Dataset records

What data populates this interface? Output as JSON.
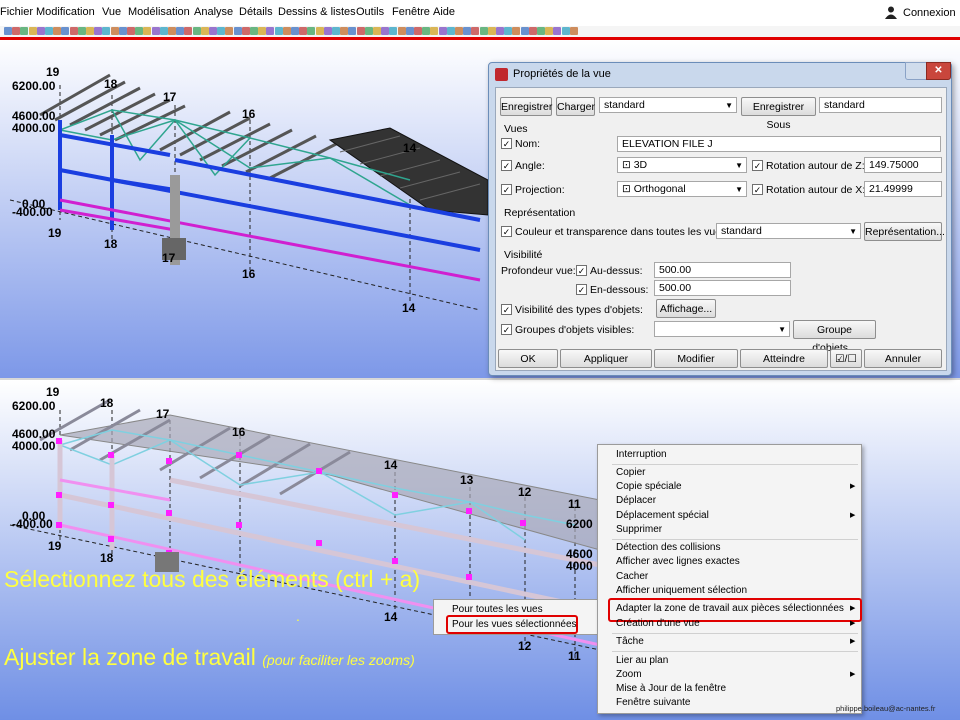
{
  "menu": {
    "items": [
      "Fichier",
      "Modification",
      "Vue",
      "Modélisation",
      "Analyse",
      "Détails",
      "Dessins & listes",
      "Outils",
      "Fenêtre",
      "Aide"
    ],
    "login": "Connexion"
  },
  "viewport_top": {
    "levels": [
      "19",
      "6200.00",
      "4600.00",
      "4000.00",
      "0.00",
      "-400.00",
      "19"
    ],
    "grid_labels": [
      "18",
      "17",
      "16",
      "14",
      "18",
      "17",
      "16",
      "14"
    ]
  },
  "viewport_bottom": {
    "levels": [
      "19",
      "6200.00",
      "4600.00",
      "4000.00",
      "0.00",
      "-400.00",
      "19"
    ],
    "grid_labels": [
      "18",
      "17",
      "16",
      "14",
      "13",
      "12",
      "11",
      "6200",
      "4600",
      "4000",
      "18",
      "14",
      "12",
      "11"
    ]
  },
  "dialog": {
    "title": "Propriétés de la vue",
    "save_button": "Enregistrer",
    "load_button": "Charger",
    "preset_value": "standard",
    "save_as_button": "Enregistrer Sous",
    "save_as_value": "standard",
    "section_views": "Vues",
    "name_label": "Nom:",
    "name_value": "ELEVATION FILE J",
    "angle_label": "Angle:",
    "angle_value": "3D",
    "rot_z_label": "Rotation autour de Z:",
    "rot_z_value": "149.75000",
    "projection_label": "Projection:",
    "projection_value": "Orthogonal",
    "rot_x_label": "Rotation autour de X:",
    "rot_x_value": "21.49999",
    "section_representation": "Représentation",
    "color_label": "Couleur et transparence dans toutes les vues:",
    "color_value": "standard",
    "representation_button": "Représentation...",
    "section_visibility": "Visibilité",
    "depth_label": "Profondeur vue:",
    "above_label": "Au-dessus:",
    "above_value": "500.00",
    "below_label": "En-dessous:",
    "below_value": "500.00",
    "object_types_label": "Visibilité des types d'objets:",
    "display_button": "Affichage...",
    "object_groups_label": "Groupes d'objets visibles:",
    "object_groups_button": "Groupe d'objets...",
    "ok_button": "OK",
    "apply_button": "Appliquer",
    "modify_button": "Modifier",
    "reach_button": "Atteindre",
    "cancel_button": "Annuler"
  },
  "overlay": {
    "select_text": "Sélectionnez tous  des éléments (ctrl + a)",
    "adjust_text": "Ajuster la zone de travail ",
    "adjust_note": "(pour faciliter les zooms)",
    "dot": "."
  },
  "context_menu": {
    "items": [
      "Interruption",
      "Copier",
      "Copie spéciale",
      "Déplacer",
      "Déplacement spécial",
      "Supprimer",
      "Détection des collisions",
      "Afficher avec lignes exactes",
      "Cacher",
      "Afficher uniquement sélection",
      "Adapter la zone de travail aux pièces sélectionnées",
      "Création d'une vue",
      "Tâche",
      "Lier au plan",
      "Zoom",
      "Mise à Jour de la fenêtre",
      "Fenêtre suivante"
    ]
  },
  "submenu": {
    "items": [
      "Pour toutes les vues",
      "Pour les vues sélectionnées"
    ]
  },
  "footer": "philippe.boileau@ac-nantes.fr",
  "colors": {
    "highlight_red": "#e00000",
    "overlay_yellow": "#ffff40",
    "blue_beam": "#1a3ee0",
    "magenta_beam": "#d020d0",
    "sky_top": "#ffffff",
    "sky_bottom": "#7d98e8"
  }
}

Problem: All of the data needs repeating exactly, but the pictures do not.

Result of this task:
What data populates this interface? Output as JSON.
{
  "menu": {
    "items": [
      "Fichier",
      "Modification",
      "Vue",
      "Modélisation",
      "Analyse",
      "Détails",
      "Dessins & listes",
      "Outils",
      "Fenêtre",
      "Aide"
    ],
    "login": "Connexion"
  },
  "viewport_top": {
    "levels": [
      "19",
      "6200.00",
      "4600.00",
      "4000.00",
      "0.00",
      "-400.00",
      "19"
    ],
    "grid_labels": [
      "18",
      "17",
      "16",
      "14",
      "18",
      "17",
      "16",
      "14"
    ]
  },
  "viewport_bottom": {
    "levels": [
      "19",
      "6200.00",
      "4600.00",
      "4000.00",
      "0.00",
      "-400.00",
      "19"
    ],
    "grid_labels": [
      "18",
      "17",
      "16",
      "14",
      "13",
      "12",
      "11",
      "6200",
      "4600",
      "4000",
      "18",
      "14",
      "12",
      "11"
    ]
  },
  "dialog": {
    "title": "Propriétés de la vue",
    "save_button": "Enregistrer",
    "load_button": "Charger",
    "preset_value": "standard",
    "save_as_button": "Enregistrer Sous",
    "save_as_value": "standard",
    "section_views": "Vues",
    "name_label": "Nom:",
    "name_value": "ELEVATION FILE J",
    "angle_label": "Angle:",
    "angle_value": "3D",
    "rot_z_label": "Rotation autour de Z:",
    "rot_z_value": "149.75000",
    "projection_label": "Projection:",
    "projection_value": "Orthogonal",
    "rot_x_label": "Rotation autour de X:",
    "rot_x_value": "21.49999",
    "section_representation": "Représentation",
    "color_label": "Couleur et transparence dans toutes les vues:",
    "color_value": "standard",
    "representation_button": "Représentation...",
    "section_visibility": "Visibilité",
    "depth_label": "Profondeur vue:",
    "above_label": "Au-dessus:",
    "above_value": "500.00",
    "below_label": "En-dessous:",
    "below_value": "500.00",
    "object_types_label": "Visibilité des types d'objets:",
    "display_button": "Affichage...",
    "object_groups_label": "Groupes d'objets visibles:",
    "object_groups_button": "Groupe d'objets...",
    "ok_button": "OK",
    "apply_button": "Appliquer",
    "modify_button": "Modifier",
    "reach_button": "Atteindre",
    "cancel_button": "Annuler"
  },
  "overlay": {
    "select_text": "Sélectionnez tous  des éléments (ctrl + a)",
    "adjust_text": "Ajuster la zone de travail ",
    "adjust_note": "(pour faciliter les zooms)",
    "dot": "."
  },
  "context_menu": {
    "items": [
      "Interruption",
      "Copier",
      "Copie spéciale",
      "Déplacer",
      "Déplacement spécial",
      "Supprimer",
      "Détection des collisions",
      "Afficher avec lignes exactes",
      "Cacher",
      "Afficher uniquement sélection",
      "Adapter la zone de travail aux pièces sélectionnées",
      "Création d'une vue",
      "Tâche",
      "Lier au plan",
      "Zoom",
      "Mise à Jour de la fenêtre",
      "Fenêtre suivante"
    ]
  },
  "submenu": {
    "items": [
      "Pour toutes les vues",
      "Pour les vues sélectionnées"
    ]
  },
  "footer": "philippe.boileau@ac-nantes.fr",
  "colors": {
    "highlight_red": "#e00000",
    "overlay_yellow": "#ffff40",
    "blue_beam": "#1a3ee0",
    "magenta_beam": "#d020d0",
    "sky_top": "#ffffff",
    "sky_bottom": "#7d98e8"
  }
}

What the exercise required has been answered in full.